Figure record listings
########

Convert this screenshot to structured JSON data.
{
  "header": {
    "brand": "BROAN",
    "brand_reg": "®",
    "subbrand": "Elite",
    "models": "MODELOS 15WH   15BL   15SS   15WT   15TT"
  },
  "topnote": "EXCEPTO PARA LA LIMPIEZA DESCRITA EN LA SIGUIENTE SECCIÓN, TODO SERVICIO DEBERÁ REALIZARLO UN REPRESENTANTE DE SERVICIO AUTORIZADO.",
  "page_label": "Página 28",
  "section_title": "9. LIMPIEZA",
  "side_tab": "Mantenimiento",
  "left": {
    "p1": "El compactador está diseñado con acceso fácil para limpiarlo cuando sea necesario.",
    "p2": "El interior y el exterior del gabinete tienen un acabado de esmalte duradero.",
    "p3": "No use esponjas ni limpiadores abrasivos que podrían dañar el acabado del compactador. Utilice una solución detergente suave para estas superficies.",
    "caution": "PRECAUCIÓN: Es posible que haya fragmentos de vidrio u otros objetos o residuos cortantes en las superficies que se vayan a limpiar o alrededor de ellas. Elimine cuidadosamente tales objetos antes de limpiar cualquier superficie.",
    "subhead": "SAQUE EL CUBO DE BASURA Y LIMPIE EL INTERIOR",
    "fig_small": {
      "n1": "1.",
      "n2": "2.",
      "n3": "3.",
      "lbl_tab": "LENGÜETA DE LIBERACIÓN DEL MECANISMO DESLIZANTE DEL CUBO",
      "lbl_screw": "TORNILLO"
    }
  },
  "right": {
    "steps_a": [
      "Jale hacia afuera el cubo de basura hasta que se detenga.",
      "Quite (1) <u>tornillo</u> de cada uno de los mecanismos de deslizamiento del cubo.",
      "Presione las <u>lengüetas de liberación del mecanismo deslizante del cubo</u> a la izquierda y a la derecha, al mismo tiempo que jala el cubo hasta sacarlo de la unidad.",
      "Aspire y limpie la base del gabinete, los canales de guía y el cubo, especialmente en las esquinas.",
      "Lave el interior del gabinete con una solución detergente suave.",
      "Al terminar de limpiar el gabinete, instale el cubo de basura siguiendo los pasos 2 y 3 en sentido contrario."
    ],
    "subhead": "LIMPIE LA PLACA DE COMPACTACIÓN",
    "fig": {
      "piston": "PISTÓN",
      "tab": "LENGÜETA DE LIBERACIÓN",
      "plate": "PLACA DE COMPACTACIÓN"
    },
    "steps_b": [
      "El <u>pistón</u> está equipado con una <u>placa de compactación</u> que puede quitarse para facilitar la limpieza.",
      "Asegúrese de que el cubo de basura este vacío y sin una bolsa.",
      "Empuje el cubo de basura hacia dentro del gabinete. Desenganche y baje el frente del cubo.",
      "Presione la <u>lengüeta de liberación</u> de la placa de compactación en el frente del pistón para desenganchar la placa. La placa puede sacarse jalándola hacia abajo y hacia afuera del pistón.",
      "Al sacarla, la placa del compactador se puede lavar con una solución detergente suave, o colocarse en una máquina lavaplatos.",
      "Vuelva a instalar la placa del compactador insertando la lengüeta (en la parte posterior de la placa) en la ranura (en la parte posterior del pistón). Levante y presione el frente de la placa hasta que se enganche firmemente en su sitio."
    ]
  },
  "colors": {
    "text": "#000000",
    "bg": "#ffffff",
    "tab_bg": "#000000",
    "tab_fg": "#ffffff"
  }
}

########

WORK TO DO:
Recopy the entries above in their entirety, exactly.

REPLY TO THE TASK:
Convert this screenshot to structured JSON data.
{
  "header": {
    "brand": "BROAN",
    "brand_reg": "®",
    "subbrand": "Elite",
    "models": "MODELOS 15WH   15BL   15SS   15WT   15TT"
  },
  "topnote": "EXCEPTO PARA LA LIMPIEZA DESCRITA EN LA SIGUIENTE SECCIÓN, TODO SERVICIO DEBERÁ REALIZARLO UN REPRESENTANTE DE SERVICIO AUTORIZADO.",
  "page_label": "Página 28",
  "section_title": "9. LIMPIEZA",
  "side_tab": "Mantenimiento",
  "left": {
    "p1": "El compactador está diseñado con acceso fácil para limpiarlo cuando sea necesario.",
    "p2": "El interior y el exterior del gabinete tienen un acabado de esmalte duradero.",
    "p3": "No use esponjas ni limpiadores abrasivos que podrían dañar el acabado del compactador. Utilice una solución detergente suave para estas superficies.",
    "caution": "PRECAUCIÓN: Es posible que haya fragmentos de vidrio u otros objetos o residuos cortantes en las superficies que se vayan a limpiar o alrededor de ellas. Elimine cuidadosamente tales objetos antes de limpiar cualquier superficie.",
    "subhead": "SAQUE EL CUBO DE BASURA Y LIMPIE EL INTERIOR",
    "fig_small": {
      "n1": "1.",
      "n2": "2.",
      "n3": "3.",
      "lbl_tab": "LENGÜETA DE LIBERACIÓN DEL MECANISMO DESLIZANTE DEL CUBO",
      "lbl_screw": "TORNILLO"
    }
  },
  "right": {
    "steps_a": [
      "Jale hacia afuera el cubo de basura hasta que se detenga.",
      "Quite (1) <u>tornillo</u> de cada uno de los mecanismos de deslizamiento del cubo.",
      "Presione las <u>lengüetas de liberación del mecanismo deslizante del cubo</u> a la izquierda y a la derecha, al mismo tiempo que jala el cubo hasta sacarlo de la unidad.",
      "Aspire y limpie la base del gabinete, los canales de guía y el cubo, especialmente en las esquinas.",
      "Lave el interior del gabinete con una solución detergente suave.",
      "Al terminar de limpiar el gabinete, instale el cubo de basura siguiendo los pasos 2 y 3 en sentido contrario."
    ],
    "subhead": "LIMPIE LA PLACA DE COMPACTACIÓN",
    "fig": {
      "piston": "PISTÓN",
      "tab": "LENGÜETA DE LIBERACIÓN",
      "plate": "PLACA DE COMPACTACIÓN"
    },
    "steps_b": [
      "El <u>pistón</u> está equipado con una <u>placa de compactación</u> que puede quitarse para facilitar la limpieza.",
      "Asegúrese de que el cubo de basura este vacío y sin una bolsa.",
      "Empuje el cubo de basura hacia dentro del gabinete. Desenganche y baje el frente del cubo.",
      "Presione la <u>lengüeta de liberación</u> de la placa de compactación en el frente del pistón para desenganchar la placa. La placa puede sacarse jalándola hacia abajo y hacia afuera del pistón.",
      "Al sacarla, la placa del compactador se puede lavar con una solución detergente suave, o colocarse en una máquina lavaplatos.",
      "Vuelva a instalar la placa del compactador insertando la lengüeta (en la parte posterior de la placa) en la ranura (en la parte posterior del pistón). Levante y presione el frente de la placa hasta que se enganche firmemente en su sitio."
    ]
  },
  "colors": {
    "text": "#000000",
    "bg": "#ffffff",
    "tab_bg": "#000000",
    "tab_fg": "#ffffff"
  }
}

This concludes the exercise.